**TASK DETAILS**
Print all entries precisely as they are written.

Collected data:
____________

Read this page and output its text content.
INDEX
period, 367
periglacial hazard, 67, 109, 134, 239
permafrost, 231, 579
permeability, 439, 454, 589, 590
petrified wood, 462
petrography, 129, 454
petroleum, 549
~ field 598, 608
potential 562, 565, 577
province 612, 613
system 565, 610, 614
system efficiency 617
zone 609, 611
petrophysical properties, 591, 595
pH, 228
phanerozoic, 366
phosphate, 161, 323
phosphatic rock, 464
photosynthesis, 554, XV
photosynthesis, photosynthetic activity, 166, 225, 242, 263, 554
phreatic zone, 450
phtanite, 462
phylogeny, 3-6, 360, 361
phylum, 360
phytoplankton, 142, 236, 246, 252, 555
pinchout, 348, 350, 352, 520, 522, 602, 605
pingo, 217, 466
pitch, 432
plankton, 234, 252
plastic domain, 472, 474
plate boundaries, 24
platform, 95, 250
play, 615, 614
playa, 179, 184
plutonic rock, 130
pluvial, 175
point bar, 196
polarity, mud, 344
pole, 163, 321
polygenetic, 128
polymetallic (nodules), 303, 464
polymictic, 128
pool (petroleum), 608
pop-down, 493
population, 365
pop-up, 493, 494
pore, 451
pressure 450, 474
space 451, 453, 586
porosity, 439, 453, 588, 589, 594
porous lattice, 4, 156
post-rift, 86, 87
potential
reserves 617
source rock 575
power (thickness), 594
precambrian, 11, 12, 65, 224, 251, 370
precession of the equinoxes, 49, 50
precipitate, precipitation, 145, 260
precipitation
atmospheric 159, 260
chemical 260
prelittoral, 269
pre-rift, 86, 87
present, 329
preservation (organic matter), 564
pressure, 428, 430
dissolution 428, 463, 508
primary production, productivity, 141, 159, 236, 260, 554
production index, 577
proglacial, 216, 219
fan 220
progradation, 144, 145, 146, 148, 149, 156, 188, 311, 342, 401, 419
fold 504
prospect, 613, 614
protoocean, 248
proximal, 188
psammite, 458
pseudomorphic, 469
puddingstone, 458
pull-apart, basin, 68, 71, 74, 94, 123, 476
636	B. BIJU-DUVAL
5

____________

**COMPLETE OUTPUT**
Read this page and output its text content.
INDEX
period, 367
periglacial hazard, 67, 109, 134, 239
permafrost, 231, 579
permeability, 439, 454, 589, 590
petrified wood, 462
petrography, 129, 454
petroleum, 549
~ field 598, 608
potential 562, 565, 577
province 612, 613
system 565, 610, 614
system efficiency 617
zone 609, 611
petrophysical properties, 591, 595
pH, 228
phanerozoic, 366
phosphate, 161, 323
phosphatic rock, 464
photosynthesis, 554, XV
photosynthesis, photosynthetic activity, 166, 225, 242, 263, 554
phreatic zone, 450
phtanite, 462
phylogeny, 3-6, 360, 361
phylum, 360
phytoplankton, 142, 236, 246, 252, 555
pinchout, 348, 350, 352, 520, 522, 602, 605
pingo, 217, 466
pitch, 432
plankton, 234, 252
plastic domain, 472, 474
plate boundaries, 24
platform, 95, 250
play, 615, 614
playa, 179, 184
plutonic rock, 130
pluvial, 175
point bar, 196
polarity, mud, 344
pole, 163, 321
polygenetic, 128
polymetallic (nodules), 303, 464
polymictic, 128
pool (petroleum), 608
pop-down, 493
population, 365
pop-up, 493, 494
pore, 451
pressure 450, 474
space 451, 453, 586
porosity, 439, 453, 588, 589, 594
porous lattice, 4, 156
post-rift, 86, 87
potential
reserves 617
source rock 575
power (thickness), 594
precambrian, 11, 12, 65, 224, 251, 370
precession of the equinoxes, 49, 50
precipitate, precipitation, 145, 260
precipitation
atmospheric 159, 260
chemical 260
prelittoral, 269
pre-rift, 86, 87
present, 329
preservation (organic matter), 564
pressure, 428, 430
dissolution 428, 463, 508
primary production, productivity, 141, 159, 236, 260, 554
production index, 577
proglacial, 216, 219
fan 220
progradation, 144, 145, 146, 148, 149, 156, 188, 311, 342, 401, 419
fold 504
prospect, 613, 614
protoocean, 248
proximal, 188
psammite, 458
pseudomorphic, 469
puddingstone, 458
pull-apart, basin, 68, 71, 74, 94, 123, 476
636	B. BIJU-DUVAL
5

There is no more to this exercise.